## REQUIRED WORK
Show only lines that include "color".

## Data entries for graphics
———
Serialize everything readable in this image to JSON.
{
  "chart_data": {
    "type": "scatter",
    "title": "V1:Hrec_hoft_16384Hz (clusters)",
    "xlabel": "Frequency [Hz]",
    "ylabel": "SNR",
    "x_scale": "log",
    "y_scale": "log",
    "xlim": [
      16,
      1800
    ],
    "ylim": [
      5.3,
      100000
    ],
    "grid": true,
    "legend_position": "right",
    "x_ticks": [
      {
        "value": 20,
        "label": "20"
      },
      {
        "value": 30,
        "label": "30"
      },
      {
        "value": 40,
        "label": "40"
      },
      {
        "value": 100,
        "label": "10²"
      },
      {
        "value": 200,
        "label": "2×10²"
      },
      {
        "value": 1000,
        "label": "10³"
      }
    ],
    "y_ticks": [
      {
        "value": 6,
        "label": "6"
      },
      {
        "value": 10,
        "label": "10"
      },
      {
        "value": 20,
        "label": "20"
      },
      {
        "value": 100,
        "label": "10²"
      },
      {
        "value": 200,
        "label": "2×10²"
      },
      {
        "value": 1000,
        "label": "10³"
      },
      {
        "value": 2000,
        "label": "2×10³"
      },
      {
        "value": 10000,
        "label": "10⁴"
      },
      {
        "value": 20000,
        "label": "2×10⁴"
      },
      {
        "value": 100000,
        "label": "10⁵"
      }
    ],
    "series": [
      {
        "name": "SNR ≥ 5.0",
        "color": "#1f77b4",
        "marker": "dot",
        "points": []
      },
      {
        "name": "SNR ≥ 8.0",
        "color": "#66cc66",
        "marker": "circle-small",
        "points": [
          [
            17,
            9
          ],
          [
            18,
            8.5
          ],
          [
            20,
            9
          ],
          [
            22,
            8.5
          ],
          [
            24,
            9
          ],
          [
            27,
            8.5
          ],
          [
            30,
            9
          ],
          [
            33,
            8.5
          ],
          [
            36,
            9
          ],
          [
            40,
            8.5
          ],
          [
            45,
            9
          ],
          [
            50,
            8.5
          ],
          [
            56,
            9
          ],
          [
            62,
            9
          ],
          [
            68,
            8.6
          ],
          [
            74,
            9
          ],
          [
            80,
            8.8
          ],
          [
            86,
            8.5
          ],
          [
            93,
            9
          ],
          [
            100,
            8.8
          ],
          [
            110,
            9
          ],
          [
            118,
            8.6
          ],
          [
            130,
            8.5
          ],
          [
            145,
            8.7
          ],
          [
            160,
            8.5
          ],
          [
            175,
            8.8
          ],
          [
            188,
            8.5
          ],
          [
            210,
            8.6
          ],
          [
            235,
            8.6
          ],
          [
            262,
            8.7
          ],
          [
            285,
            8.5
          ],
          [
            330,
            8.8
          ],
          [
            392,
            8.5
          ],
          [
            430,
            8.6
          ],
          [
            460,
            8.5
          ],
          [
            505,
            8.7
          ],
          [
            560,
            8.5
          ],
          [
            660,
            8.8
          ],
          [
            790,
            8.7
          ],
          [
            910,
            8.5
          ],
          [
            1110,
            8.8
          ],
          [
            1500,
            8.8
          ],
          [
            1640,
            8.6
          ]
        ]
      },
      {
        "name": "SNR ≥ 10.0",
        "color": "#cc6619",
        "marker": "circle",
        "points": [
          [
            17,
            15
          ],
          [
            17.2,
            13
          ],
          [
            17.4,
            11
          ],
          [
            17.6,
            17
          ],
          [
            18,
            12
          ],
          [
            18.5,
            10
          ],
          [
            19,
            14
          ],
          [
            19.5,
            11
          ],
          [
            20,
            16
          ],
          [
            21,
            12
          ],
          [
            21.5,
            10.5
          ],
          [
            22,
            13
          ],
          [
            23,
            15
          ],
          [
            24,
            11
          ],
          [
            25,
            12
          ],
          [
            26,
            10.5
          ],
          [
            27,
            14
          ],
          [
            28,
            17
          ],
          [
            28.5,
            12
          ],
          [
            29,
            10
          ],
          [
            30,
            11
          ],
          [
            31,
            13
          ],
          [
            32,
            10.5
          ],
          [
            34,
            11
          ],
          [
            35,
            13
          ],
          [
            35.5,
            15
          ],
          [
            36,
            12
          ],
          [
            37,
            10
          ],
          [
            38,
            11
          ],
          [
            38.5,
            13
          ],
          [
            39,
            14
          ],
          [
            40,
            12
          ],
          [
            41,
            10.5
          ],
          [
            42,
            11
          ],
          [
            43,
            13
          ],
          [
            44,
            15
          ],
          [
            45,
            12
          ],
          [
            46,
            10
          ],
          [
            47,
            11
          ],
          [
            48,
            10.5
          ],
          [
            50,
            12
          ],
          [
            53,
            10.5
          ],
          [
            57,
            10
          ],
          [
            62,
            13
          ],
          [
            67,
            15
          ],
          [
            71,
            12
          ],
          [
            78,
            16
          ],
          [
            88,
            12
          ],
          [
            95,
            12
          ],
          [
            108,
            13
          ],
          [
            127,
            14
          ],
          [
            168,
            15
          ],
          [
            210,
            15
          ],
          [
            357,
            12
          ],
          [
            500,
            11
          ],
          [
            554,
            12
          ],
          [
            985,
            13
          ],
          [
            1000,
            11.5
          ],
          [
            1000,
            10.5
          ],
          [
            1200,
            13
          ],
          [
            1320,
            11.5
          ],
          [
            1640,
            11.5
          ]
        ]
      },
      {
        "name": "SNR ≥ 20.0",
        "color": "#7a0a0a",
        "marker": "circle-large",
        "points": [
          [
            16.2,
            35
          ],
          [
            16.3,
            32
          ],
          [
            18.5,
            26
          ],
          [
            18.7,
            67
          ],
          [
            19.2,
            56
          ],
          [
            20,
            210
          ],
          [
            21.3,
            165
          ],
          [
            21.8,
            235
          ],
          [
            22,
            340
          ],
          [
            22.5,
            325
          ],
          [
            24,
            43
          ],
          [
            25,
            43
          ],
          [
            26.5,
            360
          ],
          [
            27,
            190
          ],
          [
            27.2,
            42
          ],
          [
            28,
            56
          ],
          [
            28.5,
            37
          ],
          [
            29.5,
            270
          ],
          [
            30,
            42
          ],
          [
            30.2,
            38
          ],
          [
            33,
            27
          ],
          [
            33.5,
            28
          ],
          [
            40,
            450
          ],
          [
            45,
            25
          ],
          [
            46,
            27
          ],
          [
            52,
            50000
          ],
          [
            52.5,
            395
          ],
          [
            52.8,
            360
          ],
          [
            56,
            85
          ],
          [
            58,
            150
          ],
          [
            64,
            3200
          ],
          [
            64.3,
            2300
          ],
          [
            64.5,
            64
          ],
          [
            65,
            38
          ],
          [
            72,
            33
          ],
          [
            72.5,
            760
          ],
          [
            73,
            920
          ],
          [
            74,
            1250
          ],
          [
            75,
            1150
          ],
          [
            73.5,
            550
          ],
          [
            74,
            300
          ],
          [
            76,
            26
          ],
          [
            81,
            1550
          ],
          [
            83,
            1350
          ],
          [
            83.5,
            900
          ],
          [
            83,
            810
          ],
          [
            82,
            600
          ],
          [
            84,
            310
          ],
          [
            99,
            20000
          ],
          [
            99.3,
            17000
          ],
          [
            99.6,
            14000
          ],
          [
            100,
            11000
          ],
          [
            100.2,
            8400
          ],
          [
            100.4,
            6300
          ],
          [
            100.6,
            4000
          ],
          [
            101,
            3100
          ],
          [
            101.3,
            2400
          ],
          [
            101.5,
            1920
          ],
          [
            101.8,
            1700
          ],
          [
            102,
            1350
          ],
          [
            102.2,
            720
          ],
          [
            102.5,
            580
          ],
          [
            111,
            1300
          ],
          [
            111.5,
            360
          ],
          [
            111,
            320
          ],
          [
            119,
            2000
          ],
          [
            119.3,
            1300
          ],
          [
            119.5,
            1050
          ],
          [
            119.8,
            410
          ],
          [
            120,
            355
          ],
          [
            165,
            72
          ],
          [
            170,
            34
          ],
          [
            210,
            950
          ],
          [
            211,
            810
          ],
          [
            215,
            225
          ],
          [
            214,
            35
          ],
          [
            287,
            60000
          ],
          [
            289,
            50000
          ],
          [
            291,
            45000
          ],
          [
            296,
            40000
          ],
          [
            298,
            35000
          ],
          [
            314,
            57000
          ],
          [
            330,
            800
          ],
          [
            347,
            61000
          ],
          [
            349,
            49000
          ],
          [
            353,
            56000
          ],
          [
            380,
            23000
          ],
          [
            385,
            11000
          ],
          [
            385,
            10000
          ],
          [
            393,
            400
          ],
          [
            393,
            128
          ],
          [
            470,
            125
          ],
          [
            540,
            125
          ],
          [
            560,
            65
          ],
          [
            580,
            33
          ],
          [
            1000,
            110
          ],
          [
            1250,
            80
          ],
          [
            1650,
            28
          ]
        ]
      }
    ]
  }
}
———
## FINISHED TASK
        "color": "#1f77b4",
        "color": "#66cc66",
        "color": "#cc6619",
        "color": "#7a0a0a",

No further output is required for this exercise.